Your task → Render the rows, from the line containing "help-icon[interactable]: ? [70,307,84,321]" up to and including the last row, as a Markdown table with the columns Number and Row Text. Number each row and omit blank lines.

Given records →
--------------------------------
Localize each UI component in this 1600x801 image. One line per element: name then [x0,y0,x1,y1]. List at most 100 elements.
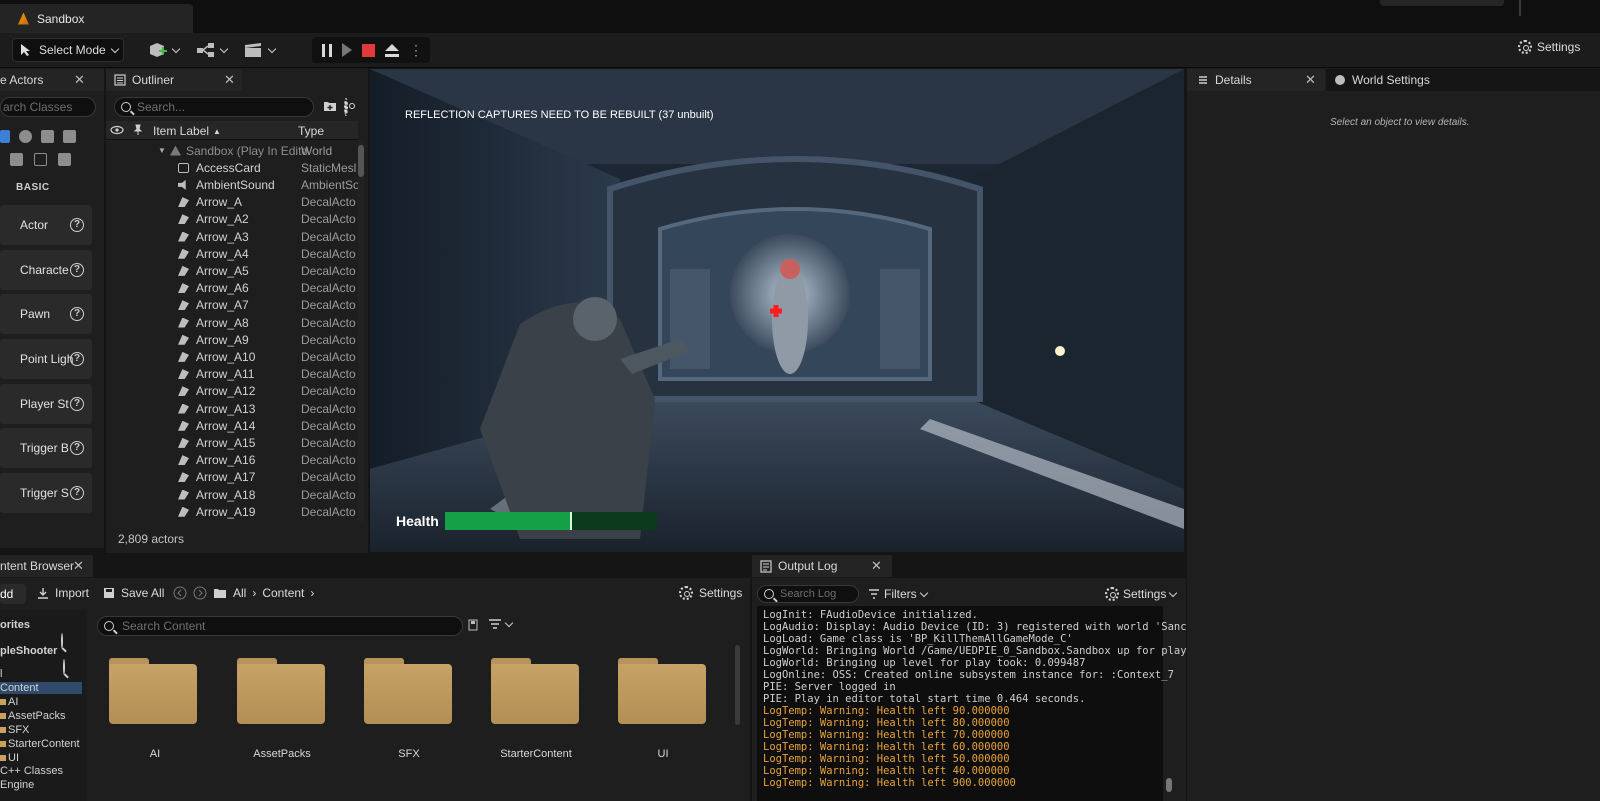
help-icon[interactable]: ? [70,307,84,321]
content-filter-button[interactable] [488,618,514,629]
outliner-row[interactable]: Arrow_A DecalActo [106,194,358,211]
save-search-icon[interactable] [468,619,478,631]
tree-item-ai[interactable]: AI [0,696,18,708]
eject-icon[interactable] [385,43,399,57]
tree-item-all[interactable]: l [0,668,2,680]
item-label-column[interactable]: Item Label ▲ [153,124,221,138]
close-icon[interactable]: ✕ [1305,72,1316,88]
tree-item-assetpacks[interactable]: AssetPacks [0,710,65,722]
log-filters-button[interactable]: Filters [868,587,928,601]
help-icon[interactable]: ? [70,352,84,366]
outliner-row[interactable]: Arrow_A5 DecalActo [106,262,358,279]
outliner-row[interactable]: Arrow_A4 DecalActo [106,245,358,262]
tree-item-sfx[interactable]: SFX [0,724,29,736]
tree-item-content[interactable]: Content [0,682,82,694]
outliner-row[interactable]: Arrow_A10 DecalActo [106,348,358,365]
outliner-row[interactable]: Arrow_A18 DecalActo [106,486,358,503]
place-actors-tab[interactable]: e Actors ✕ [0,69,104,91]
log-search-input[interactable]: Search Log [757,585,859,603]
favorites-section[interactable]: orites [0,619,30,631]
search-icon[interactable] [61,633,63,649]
--------------------------------
Output below →
| Number | Row Text |
|---|---|
| 1 | help-icon[interactable]: ? [70,307,84,321] |
| 2 | content-filter-button[interactable] [488,618,514,629] |
| 3 | outliner-row[interactable]: Arrow_A DecalActo [106,194,358,211] |
| 4 | save-search-icon[interactable] [468,619,478,631] |
| 5 | tree-item-ai[interactable]: AI [0,696,18,708] |
| 6 | eject-icon[interactable] [385,43,399,57] |
| 7 | tree-item-all[interactable]: l [0,668,2,680] |
| 8 | item-label-column[interactable]: Item Label ▲ [153,124,221,138] |
| 9 | close-icon[interactable]: ✕ [1305,72,1316,88] |
| 10 | tree-item-assetpacks[interactable]: AssetPacks [0,710,65,722] |
| 11 | log-filters-button[interactable]: Filters [868,587,928,601] |
| 12 | help-icon[interactable]: ? [70,352,84,366] |
| 13 | outliner-row[interactable]: Arrow_A5 DecalActo [106,262,358,279] |
| 14 | outliner-row[interactable]: Arrow_A4 DecalActo [106,245,358,262] |
| 15 | tree-item-sfx[interactable]: SFX [0,724,29,736] |
| 16 | tree-item-content[interactable]: Content [0,682,82,694] |
| 17 | outliner-row[interactable]: Arrow_A10 DecalActo [106,348,358,365] |
| 18 | outliner-row[interactable]: Arrow_A18 DecalActo [106,486,358,503] |
| 19 | place-actors-tab[interactable]: e Actors ✕ [0,69,104,91] |
| 20 | log-search-input[interactable]: Search Log [757,585,859,603] |
| 21 | favorites-section[interactable]: orites [0,619,30,631] |
| 22 | search-icon[interactable] [61,633,63,649] |